● **DIRECTIVE**: Please quote every line word for word.

● **GIVEN RECORDS**:
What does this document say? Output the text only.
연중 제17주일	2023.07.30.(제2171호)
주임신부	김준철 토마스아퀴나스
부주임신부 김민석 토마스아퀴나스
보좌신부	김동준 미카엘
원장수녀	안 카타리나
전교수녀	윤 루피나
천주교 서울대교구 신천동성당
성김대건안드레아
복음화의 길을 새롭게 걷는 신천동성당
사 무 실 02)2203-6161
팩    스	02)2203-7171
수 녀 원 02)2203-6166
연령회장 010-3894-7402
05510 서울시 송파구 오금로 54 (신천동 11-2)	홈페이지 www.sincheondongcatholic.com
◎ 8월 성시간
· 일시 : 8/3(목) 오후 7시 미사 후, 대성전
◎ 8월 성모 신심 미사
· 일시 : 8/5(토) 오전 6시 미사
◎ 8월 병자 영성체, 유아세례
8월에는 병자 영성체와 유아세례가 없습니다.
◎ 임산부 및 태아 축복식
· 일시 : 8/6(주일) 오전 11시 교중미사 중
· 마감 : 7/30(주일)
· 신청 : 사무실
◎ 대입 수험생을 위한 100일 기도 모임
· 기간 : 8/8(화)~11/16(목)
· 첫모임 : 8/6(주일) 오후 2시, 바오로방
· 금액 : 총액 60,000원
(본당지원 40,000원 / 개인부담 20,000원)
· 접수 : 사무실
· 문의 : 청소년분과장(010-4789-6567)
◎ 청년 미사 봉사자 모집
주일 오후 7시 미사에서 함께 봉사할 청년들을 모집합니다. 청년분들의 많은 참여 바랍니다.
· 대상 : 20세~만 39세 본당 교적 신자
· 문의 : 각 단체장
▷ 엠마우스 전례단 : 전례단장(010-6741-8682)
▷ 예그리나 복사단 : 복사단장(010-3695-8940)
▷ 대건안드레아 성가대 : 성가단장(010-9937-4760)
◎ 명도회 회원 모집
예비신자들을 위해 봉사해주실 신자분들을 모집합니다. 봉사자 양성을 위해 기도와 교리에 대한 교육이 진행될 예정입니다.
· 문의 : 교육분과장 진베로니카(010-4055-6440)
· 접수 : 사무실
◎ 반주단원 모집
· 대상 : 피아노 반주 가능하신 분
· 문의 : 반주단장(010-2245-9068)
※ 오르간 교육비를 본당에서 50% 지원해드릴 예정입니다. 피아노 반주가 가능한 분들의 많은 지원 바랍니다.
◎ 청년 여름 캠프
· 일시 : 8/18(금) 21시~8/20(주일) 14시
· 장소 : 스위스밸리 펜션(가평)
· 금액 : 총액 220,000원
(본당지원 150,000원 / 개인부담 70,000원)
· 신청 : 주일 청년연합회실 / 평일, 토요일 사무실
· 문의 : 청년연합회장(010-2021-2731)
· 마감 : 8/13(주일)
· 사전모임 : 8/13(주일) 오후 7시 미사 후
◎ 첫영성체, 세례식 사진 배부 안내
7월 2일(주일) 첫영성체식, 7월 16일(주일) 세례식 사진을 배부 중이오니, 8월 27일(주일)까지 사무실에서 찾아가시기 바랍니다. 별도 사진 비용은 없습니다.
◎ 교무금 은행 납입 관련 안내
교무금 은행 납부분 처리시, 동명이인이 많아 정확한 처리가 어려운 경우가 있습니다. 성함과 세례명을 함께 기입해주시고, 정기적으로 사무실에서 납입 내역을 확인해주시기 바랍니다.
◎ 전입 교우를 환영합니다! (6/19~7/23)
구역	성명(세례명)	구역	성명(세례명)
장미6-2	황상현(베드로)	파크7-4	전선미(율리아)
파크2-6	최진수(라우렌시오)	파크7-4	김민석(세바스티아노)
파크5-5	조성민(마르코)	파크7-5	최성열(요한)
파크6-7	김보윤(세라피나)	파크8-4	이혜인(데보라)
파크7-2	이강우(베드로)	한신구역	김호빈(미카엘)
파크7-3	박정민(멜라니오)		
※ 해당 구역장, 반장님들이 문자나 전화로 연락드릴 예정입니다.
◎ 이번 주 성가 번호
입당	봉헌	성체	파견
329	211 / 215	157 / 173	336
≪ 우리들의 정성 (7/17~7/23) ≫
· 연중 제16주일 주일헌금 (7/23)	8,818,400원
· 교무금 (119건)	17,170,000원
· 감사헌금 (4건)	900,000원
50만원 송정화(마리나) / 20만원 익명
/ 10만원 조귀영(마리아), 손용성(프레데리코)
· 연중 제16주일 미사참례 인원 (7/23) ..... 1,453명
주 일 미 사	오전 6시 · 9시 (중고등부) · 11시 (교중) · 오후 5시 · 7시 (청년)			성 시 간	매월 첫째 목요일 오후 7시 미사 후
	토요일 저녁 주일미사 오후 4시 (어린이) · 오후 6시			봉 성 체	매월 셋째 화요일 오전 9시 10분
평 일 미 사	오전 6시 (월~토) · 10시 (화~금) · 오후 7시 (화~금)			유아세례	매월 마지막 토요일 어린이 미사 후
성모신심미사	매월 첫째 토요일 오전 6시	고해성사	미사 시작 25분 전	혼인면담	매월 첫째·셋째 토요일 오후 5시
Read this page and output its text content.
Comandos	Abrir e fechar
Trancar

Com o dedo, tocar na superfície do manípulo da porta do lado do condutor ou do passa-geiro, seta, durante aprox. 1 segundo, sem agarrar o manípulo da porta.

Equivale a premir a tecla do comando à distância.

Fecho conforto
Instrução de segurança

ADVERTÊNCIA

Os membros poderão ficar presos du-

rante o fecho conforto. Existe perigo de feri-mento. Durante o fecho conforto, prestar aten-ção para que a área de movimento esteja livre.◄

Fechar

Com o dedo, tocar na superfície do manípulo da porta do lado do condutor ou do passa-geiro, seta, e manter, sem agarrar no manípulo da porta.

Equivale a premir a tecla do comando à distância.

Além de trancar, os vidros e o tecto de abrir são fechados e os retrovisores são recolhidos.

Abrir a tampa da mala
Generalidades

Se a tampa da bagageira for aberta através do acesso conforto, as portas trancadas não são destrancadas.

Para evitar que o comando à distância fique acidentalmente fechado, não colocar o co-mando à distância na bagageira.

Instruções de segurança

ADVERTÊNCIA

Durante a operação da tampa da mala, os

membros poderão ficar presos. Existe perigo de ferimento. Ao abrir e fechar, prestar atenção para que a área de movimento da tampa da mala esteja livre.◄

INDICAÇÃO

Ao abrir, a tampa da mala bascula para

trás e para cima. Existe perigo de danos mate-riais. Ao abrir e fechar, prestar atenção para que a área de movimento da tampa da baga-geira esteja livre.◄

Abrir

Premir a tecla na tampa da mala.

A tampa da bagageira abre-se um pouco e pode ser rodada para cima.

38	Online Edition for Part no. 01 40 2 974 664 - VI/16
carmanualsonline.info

● **WORKED ANSWER**:
What does this document say? Output the text only.
연중 제17주일	2023.07.30.(제2171호)
주임신부	김준철 토마스아퀴나스
부주임신부 김민석 토마스아퀴나스
보좌신부	김동준 미카엘
원장수녀	안 카타리나
전교수녀	윤 루피나
천주교 서울대교구 신천동성당
성김대건안드레아
복음화의 길을 새롭게 걷는 신천동성당
사 무 실 02)2203-6161
팩    스	02)2203-7171
수 녀 원 02)2203-6166
연령회장 010-3894-7402
05510 서울시 송파구 오금로 54 (신천동 11-2)	홈페이지 www.sincheondongcatholic.com
◎ 8월 성시간
· 일시 : 8/3(목) 오후 7시 미사 후, 대성전
◎ 8월 성모 신심 미사
· 일시 : 8/5(토) 오전 6시 미사
◎ 8월 병자 영성체, 유아세례
8월에는 병자 영성체와 유아세례가 없습니다.
◎ 임산부 및 태아 축복식
· 일시 : 8/6(주일) 오전 11시 교중미사 중
· 마감 : 7/30(주일)
· 신청 : 사무실
◎ 대입 수험생을 위한 100일 기도 모임
· 기간 : 8/8(화)~11/16(목)
· 첫모임 : 8/6(주일) 오후 2시, 바오로방
· 금액 : 총액 60,000원
(본당지원 40,000원 / 개인부담 20,000원)
· 접수 : 사무실
· 문의 : 청소년분과장(010-4789-6567)
◎ 청년 미사 봉사자 모집
주일 오후 7시 미사에서 함께 봉사할 청년들을 모집합니다. 청년분들의 많은 참여 바랍니다.
· 대상 : 20세~만 39세 본당 교적 신자
· 문의 : 각 단체장
▷ 엠마우스 전례단 : 전례단장(010-6741-8682)
▷ 예그리나 복사단 : 복사단장(010-3695-8940)
▷ 대건안드레아 성가대 : 성가단장(010-9937-4760)
◎ 명도회 회원 모집
예비신자들을 위해 봉사해주실 신자분들을 모집합니다. 봉사자 양성을 위해 기도와 교리에 대한 교육이 진행될 예정입니다.
· 문의 : 교육분과장 진베로니카(010-4055-6440)
· 접수 : 사무실
◎ 반주단원 모집
· 대상 : 피아노 반주 가능하신 분
· 문의 : 반주단장(010-2245-9068)
※ 오르간 교육비를 본당에서 50% 지원해드릴 예정입니다. 피아노 반주가 가능한 분들의 많은 지원 바랍니다.
◎ 청년 여름 캠프
· 일시 : 8/18(금) 21시~8/20(주일) 14시
· 장소 : 스위스밸리 펜션(가평)
· 금액 : 총액 220,000원
(본당지원 150,000원 / 개인부담 70,000원)
· 신청 : 주일 청년연합회실 / 평일, 토요일 사무실
· 문의 : 청년연합회장(010-2021-2731)
· 마감 : 8/13(주일)
· 사전모임 : 8/13(주일) 오후 7시 미사 후
◎ 첫영성체, 세례식 사진 배부 안내
7월 2일(주일) 첫영성체식, 7월 16일(주일) 세례식 사진을 배부 중이오니, 8월 27일(주일)까지 사무실에서 찾아가시기 바랍니다. 별도 사진 비용은 없습니다.
◎ 교무금 은행 납입 관련 안내
교무금 은행 납부분 처리시, 동명이인이 많아 정확한 처리가 어려운 경우가 있습니다. 성함과 세례명을 함께 기입해주시고, 정기적으로 사무실에서 납입 내역을 확인해주시기 바랍니다.
◎ 전입 교우를 환영합니다! (6/19~7/23)
구역	성명(세례명)	구역	성명(세례명)
장미6-2	황상현(베드로)	파크7-4	전선미(율리아)
파크2-6	최진수(라우렌시오)	파크7-4	김민석(세바스티아노)
파크5-5	조성민(마르코)	파크7-5	최성열(요한)
파크6-7	김보윤(세라피나)	파크8-4	이혜인(데보라)
파크7-2	이강우(베드로)	한신구역	김호빈(미카엘)
파크7-3	박정민(멜라니오)		
※ 해당 구역장, 반장님들이 문자나 전화로 연락드릴 예정입니다.
◎ 이번 주 성가 번호
입당	봉헌	성체	파견
329	211 / 215	157 / 173	336
≪ 우리들의 정성 (7/17~7/23) ≫
· 연중 제16주일 주일헌금 (7/23)	8,818,400원
· 교무금 (119건)	17,170,000원
· 감사헌금 (4건)	900,000원
50만원 송정화(마리나) / 20만원 익명
/ 10만원 조귀영(마리아), 손용성(프레데리코)
· 연중 제16주일 미사참례 인원 (7/23) ..... 1,453명
주 일 미 사	오전 6시 · 9시 (중고등부) · 11시 (교중) · 오후 5시 · 7시 (청년)			성 시 간	매월 첫째 목요일 오후 7시 미사 후
	토요일 저녁 주일미사 오후 4시 (어린이) · 오후 6시			봉 성 체	매월 셋째 화요일 오전 9시 10분
평 일 미 사	오전 6시 (월~토) · 10시 (화~금) · 오후 7시 (화~금)			유아세례	매월 마지막 토요일 어린이 미사 후
성모신심미사	매월 첫째 토요일 오전 6시	고해성사	미사 시작 25분 전	혼인면담	매월 첫째·셋째 토요일 오후 5시
Read this page and output its text content.
Comandos	Abrir e fechar
Trancar

Com o dedo, tocar na superfície do manípulo da porta do lado do condutor ou do passa-geiro, seta, durante aprox. 1 segundo, sem agarrar o manípulo da porta.

Equivale a premir a tecla do comando à distância.

Fecho conforto
Instrução de segurança

ADVERTÊNCIA

Os membros poderão ficar presos du-

rante o fecho conforto. Existe perigo de feri-mento. Durante o fecho conforto, prestar aten-ção para que a área de movimento esteja livre.◄

Fechar

Com o dedo, tocar na superfície do manípulo da porta do lado do condutor ou do passa-geiro, seta, e manter, sem agarrar no manípulo da porta.

Equivale a premir a tecla do comando à distância.

Além de trancar, os vidros e o tecto de abrir são fechados e os retrovisores são recolhidos.

Abrir a tampa da mala
Generalidades

Se a tampa da bagageira for aberta através do acesso conforto, as portas trancadas não são destrancadas.

Para evitar que o comando à distância fique acidentalmente fechado, não colocar o co-mando à distância na bagageira.

Instruções de segurança

ADVERTÊNCIA

Durante a operação da tampa da mala, os

membros poderão ficar presos. Existe perigo de ferimento. Ao abrir e fechar, prestar atenção para que a área de movimento da tampa da mala esteja livre.◄

INDICAÇÃO

Ao abrir, a tampa da mala bascula para

trás e para cima. Existe perigo de danos mate-riais. Ao abrir e fechar, prestar atenção para que a área de movimento da tampa da baga-geira esteja livre.◄

Abrir

Premir a tecla na tampa da mala.

A tampa da bagageira abre-se um pouco e pode ser rodada para cima.

38	Online Edition for Part no. 01 40 2 974 664 - VI/16
carmanualsonline.info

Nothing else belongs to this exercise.